WORK TO COMPLETE:
Only a number is expected: how many lines in the data below contain the word "programs".

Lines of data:
[START]

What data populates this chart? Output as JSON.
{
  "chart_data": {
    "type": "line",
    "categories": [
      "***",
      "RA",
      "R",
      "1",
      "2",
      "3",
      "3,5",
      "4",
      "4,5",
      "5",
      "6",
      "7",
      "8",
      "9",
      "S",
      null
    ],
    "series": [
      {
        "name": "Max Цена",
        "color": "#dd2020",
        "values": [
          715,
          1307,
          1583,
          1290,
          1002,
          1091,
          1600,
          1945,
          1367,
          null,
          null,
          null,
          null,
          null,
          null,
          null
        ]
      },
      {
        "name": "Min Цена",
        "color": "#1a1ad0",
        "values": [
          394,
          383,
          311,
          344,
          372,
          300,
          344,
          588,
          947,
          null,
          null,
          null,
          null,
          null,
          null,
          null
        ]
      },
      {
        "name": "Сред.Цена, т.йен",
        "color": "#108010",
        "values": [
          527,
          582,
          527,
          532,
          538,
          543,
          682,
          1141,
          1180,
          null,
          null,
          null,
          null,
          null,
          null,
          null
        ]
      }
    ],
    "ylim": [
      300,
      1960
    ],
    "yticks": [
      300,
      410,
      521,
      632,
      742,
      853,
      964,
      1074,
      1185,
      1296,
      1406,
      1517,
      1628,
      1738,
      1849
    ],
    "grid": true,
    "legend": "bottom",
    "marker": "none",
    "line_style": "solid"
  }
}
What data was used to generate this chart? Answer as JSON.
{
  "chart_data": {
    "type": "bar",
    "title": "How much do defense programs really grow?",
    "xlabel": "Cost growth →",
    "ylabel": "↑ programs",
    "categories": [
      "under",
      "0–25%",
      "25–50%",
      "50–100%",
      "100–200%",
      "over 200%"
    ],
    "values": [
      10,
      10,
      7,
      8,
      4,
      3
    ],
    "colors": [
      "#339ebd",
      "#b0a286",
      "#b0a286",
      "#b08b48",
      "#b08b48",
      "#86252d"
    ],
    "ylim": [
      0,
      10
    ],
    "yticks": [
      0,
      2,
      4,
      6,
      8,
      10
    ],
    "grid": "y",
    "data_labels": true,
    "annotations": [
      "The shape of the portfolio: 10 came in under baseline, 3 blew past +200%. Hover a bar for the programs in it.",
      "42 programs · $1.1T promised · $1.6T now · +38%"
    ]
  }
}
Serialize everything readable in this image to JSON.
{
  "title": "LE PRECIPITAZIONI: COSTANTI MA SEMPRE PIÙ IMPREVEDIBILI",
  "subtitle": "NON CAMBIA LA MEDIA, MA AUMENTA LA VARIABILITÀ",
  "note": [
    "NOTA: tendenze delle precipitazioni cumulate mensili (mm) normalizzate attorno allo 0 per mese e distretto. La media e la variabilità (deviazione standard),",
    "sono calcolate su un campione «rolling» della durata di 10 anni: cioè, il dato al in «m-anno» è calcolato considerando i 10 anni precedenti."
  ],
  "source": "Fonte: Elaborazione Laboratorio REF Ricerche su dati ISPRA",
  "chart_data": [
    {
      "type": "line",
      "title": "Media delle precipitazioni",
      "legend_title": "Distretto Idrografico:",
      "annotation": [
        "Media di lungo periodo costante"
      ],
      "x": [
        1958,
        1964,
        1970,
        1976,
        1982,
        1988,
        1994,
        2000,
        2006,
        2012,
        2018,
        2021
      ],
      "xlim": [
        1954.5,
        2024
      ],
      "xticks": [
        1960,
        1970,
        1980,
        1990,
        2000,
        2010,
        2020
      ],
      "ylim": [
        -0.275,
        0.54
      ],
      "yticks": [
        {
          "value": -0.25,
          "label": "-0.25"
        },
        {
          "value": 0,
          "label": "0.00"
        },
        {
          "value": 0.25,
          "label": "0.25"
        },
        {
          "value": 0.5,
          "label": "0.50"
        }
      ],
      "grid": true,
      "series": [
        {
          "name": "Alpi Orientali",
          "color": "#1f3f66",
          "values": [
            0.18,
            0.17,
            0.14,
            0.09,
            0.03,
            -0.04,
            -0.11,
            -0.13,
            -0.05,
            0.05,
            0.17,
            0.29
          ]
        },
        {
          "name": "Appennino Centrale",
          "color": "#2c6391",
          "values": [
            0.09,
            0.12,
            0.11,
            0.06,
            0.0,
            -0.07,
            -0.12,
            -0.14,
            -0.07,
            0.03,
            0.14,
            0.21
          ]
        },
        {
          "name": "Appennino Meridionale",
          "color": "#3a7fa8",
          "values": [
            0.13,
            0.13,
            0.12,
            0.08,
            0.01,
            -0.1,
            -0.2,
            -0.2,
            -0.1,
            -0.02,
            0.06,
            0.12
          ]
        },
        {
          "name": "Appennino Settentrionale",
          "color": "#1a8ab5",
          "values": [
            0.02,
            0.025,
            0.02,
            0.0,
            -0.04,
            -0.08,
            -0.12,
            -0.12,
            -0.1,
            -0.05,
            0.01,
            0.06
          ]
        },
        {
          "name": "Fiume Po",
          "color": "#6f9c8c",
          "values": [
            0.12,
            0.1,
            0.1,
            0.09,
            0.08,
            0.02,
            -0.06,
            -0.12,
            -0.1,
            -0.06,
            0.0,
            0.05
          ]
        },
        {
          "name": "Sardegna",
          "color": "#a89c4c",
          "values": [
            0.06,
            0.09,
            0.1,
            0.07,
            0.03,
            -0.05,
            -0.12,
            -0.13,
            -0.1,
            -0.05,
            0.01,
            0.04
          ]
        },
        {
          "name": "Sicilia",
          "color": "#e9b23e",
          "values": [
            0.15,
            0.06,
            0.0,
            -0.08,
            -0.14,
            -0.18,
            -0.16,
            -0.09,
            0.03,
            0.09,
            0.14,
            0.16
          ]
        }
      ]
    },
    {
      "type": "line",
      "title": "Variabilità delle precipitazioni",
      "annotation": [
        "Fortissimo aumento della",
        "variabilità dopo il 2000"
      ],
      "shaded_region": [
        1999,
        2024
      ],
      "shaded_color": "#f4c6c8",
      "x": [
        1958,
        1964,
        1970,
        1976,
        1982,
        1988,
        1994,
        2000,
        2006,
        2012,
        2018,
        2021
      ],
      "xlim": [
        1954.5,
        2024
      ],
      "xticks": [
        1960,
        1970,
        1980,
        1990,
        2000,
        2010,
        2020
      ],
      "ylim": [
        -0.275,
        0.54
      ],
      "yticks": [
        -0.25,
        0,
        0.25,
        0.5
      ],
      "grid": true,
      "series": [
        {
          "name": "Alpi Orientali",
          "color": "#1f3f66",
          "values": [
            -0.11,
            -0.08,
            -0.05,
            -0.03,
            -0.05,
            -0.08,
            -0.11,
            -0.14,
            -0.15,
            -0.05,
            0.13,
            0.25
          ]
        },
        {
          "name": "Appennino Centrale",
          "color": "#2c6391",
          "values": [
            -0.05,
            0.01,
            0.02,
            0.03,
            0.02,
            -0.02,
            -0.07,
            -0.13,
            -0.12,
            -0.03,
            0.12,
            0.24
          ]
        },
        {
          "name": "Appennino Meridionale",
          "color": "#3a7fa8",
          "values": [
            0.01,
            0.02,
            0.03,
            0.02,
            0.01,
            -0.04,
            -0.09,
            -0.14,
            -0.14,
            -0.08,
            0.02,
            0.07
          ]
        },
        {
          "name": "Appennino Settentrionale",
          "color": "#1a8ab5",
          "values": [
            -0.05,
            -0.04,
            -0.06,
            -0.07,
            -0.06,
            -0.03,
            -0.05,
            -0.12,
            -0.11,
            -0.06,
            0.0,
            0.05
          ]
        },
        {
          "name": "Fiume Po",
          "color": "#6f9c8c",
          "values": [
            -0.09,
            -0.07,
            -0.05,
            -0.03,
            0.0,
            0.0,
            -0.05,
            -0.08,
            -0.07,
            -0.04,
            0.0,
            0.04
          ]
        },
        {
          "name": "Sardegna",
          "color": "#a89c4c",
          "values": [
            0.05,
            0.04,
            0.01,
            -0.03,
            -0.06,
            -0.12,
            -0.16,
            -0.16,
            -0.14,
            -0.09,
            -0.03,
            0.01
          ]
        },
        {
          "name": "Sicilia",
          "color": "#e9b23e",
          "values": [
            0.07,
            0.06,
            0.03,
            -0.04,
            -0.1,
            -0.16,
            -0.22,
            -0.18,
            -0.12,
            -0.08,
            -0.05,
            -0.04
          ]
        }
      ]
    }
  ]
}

[END]

WORKED SOLUTION:
4